WRITTEN PROBLEM:
Copy all of the material word for word, except for the pictures.

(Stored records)
|---|

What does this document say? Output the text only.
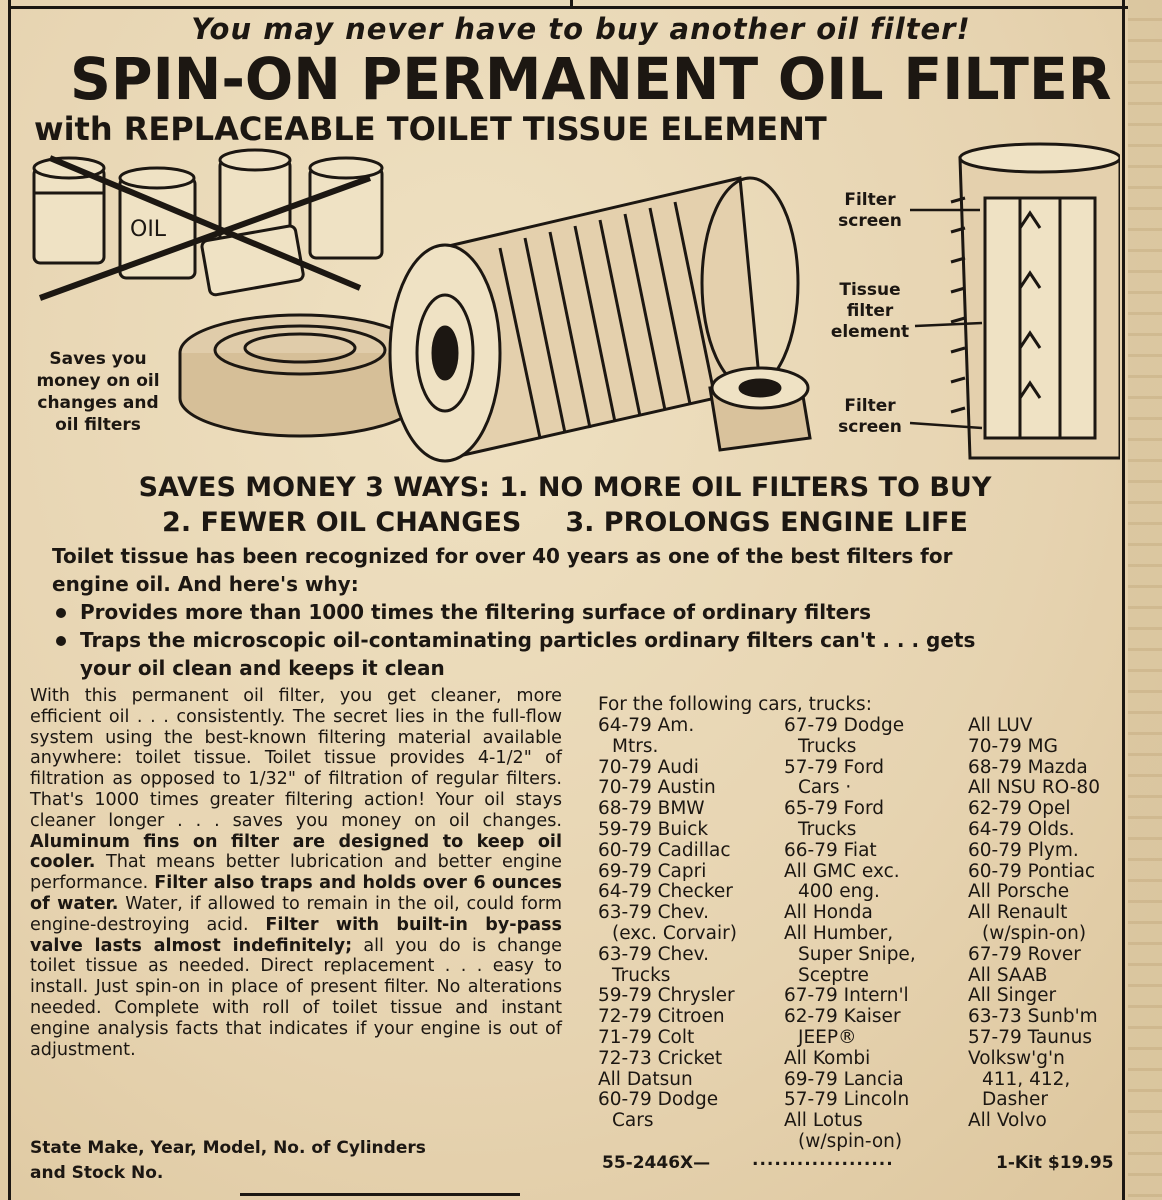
You may never have to buy another oil filter!
SPIN-ON PERMANENT OIL FILTER
with REPLACEABLE TOILET TISSUE ELEMENT
OIL
Filter
screen
Tissue
filter
element
Filter
screen
Saves you
money on oil
changes and
oil filters
SAVES MONEY 3 WAYS: 1. NO MORE OIL FILTERS TO BUY
2. FEWER OIL CHANGES 3. PROLONGS ENGINE LIFE
Toilet tissue has been recognized for over 40 years as one of the best filters for
engine oil. And here's why:
Provides more than 1000 times the filtering surface of ordinary filters
Traps the microscopic oil-contaminating particles ordinary filters can't . . . gets
your oil clean and keeps it clean
With this permanent oil filter, you get cleaner, more efficient oil . . . consistently. The secret lies in the full-flow system using the best-known filtering material available anywhere: toilet tissue. Toilet tissue provides 4-1/2" of filtration as opposed to 1/32" of filtration of regular filters. That's 1000 times greater filtering action! Your oil stays cleaner longer . . . saves you money on oil changes. Aluminum fins on filter are designed to keep oil cooler. That means better lubrication and better engine performance. Filter also traps and holds over 6 ounces of water. Water, if allowed to remain in the oil, could form engine-destroying acid. Filter with built-in by-pass valve lasts almost indefinitely; all you do is change toilet tissue as needed. Direct replacement . . . easy to install. Just spin-on in place of present filter. No alterations needed. Complete with roll of toilet tissue and instant engine analysis facts that indicates if your engine is out of adjustment.
State Make, Year, Model, No. of Cylinders
and Stock No.
For the following cars, trucks:
64-79 Am.
Mtrs.
70-79 Audi
70-79 Austin
68-79 BMW
59-79 Buick
60-79 Cadillac
69-79 Capri
64-79 Checker
63-79 Chev.
(exc. Corvair)
63-79 Chev.
Trucks
59-79 Chrysler
72-79 Citroen
71-79 Colt
72-73 Cricket
All Datsun
60-79 Dodge
Cars
67-79 Dodge
Trucks
57-79 Ford
Cars ·
65-79 Ford
Trucks
66-79 Fiat
All GMC exc.
400 eng.
All Honda
All Humber,
Super Snipe,
Sceptre
67-79 Intern'l
62-79 Kaiser
JEEP®
All Kombi
69-79 Lancia
57-79 Lincoln
All Lotus
(w/spin-on)
All LUV
70-79 MG
68-79 Mazda
All NSU RO-80
62-79 Opel
64-79 Olds.
60-79 Plym.
60-79 Pontiac
All Porsche
All Renault
(w/spin-on)
67-79 Rover
All SAAB
All Singer
63-73 Sunb'm
57-79 Taunus
Volksw'g'n
411, 412,
Dasher
All Volvo
55-2446X— ...................	1-Kit $19.95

|---|

EXPECTED OUTPUT:
What does this document say? Output the text only.
You may never have to buy another oil filter!
SPIN-ON PERMANENT OIL FILTER
with REPLACEABLE TOILET TISSUE ELEMENT
OIL
Filter
screen
Tissue
filter
element
Filter
screen
Saves you
money on oil
changes and
oil filters
SAVES MONEY 3 WAYS: 1. NO MORE OIL FILTERS TO BUY
2. FEWER OIL CHANGES 3. PROLONGS ENGINE LIFE
Toilet tissue has been recognized for over 40 years as one of the best filters for
engine oil. And here's why:
Provides more than 1000 times the filtering surface of ordinary filters
Traps the microscopic oil-contaminating particles ordinary filters can't . . . gets
your oil clean and keeps it clean
With this permanent oil filter, you get cleaner, more efficient oil . . . consistently. The secret lies in the full-flow system using the best-known filtering material available anywhere: toilet tissue. Toilet tissue provides 4-1/2" of filtration as opposed to 1/32" of filtration of regular filters. That's 1000 times greater filtering action! Your oil stays cleaner longer . . . saves you money on oil changes. Aluminum fins on filter are designed to keep oil cooler. That means better lubrication and better engine performance. Filter also traps and holds over 6 ounces of water. Water, if allowed to remain in the oil, could form engine-destroying acid. Filter with built-in by-pass valve lasts almost indefinitely; all you do is change toilet tissue as needed. Direct replacement . . . easy to install. Just spin-on in place of present filter. No alterations needed. Complete with roll of toilet tissue and instant engine analysis facts that indicates if your engine is out of adjustment.
State Make, Year, Model, No. of Cylinders
and Stock No.
For the following cars, trucks:
64-79 Am.
Mtrs.
70-79 Audi
70-79 Austin
68-79 BMW
59-79 Buick
60-79 Cadillac
69-79 Capri
64-79 Checker
63-79 Chev.
(exc. Corvair)
63-79 Chev.
Trucks
59-79 Chrysler
72-79 Citroen
71-79 Colt
72-73 Cricket
All Datsun
60-79 Dodge
Cars
67-79 Dodge
Trucks
57-79 Ford
Cars ·
65-79 Ford
Trucks
66-79 Fiat
All GMC exc.
400 eng.
All Honda
All Humber,
Super Snipe,
Sceptre
67-79 Intern'l
62-79 Kaiser
JEEP®
All Kombi
69-79 Lancia
57-79 Lincoln
All Lotus
(w/spin-on)
All LUV
70-79 MG
68-79 Mazda
All NSU RO-80
62-79 Opel
64-79 Olds.
60-79 Plym.
60-79 Pontiac
All Porsche
All Renault
(w/spin-on)
67-79 Rover
All SAAB
All Singer
63-73 Sunb'm
57-79 Taunus
Volksw'g'n
411, 412,
Dasher
All Volvo
55-2446X— ...................	1-Kit $19.95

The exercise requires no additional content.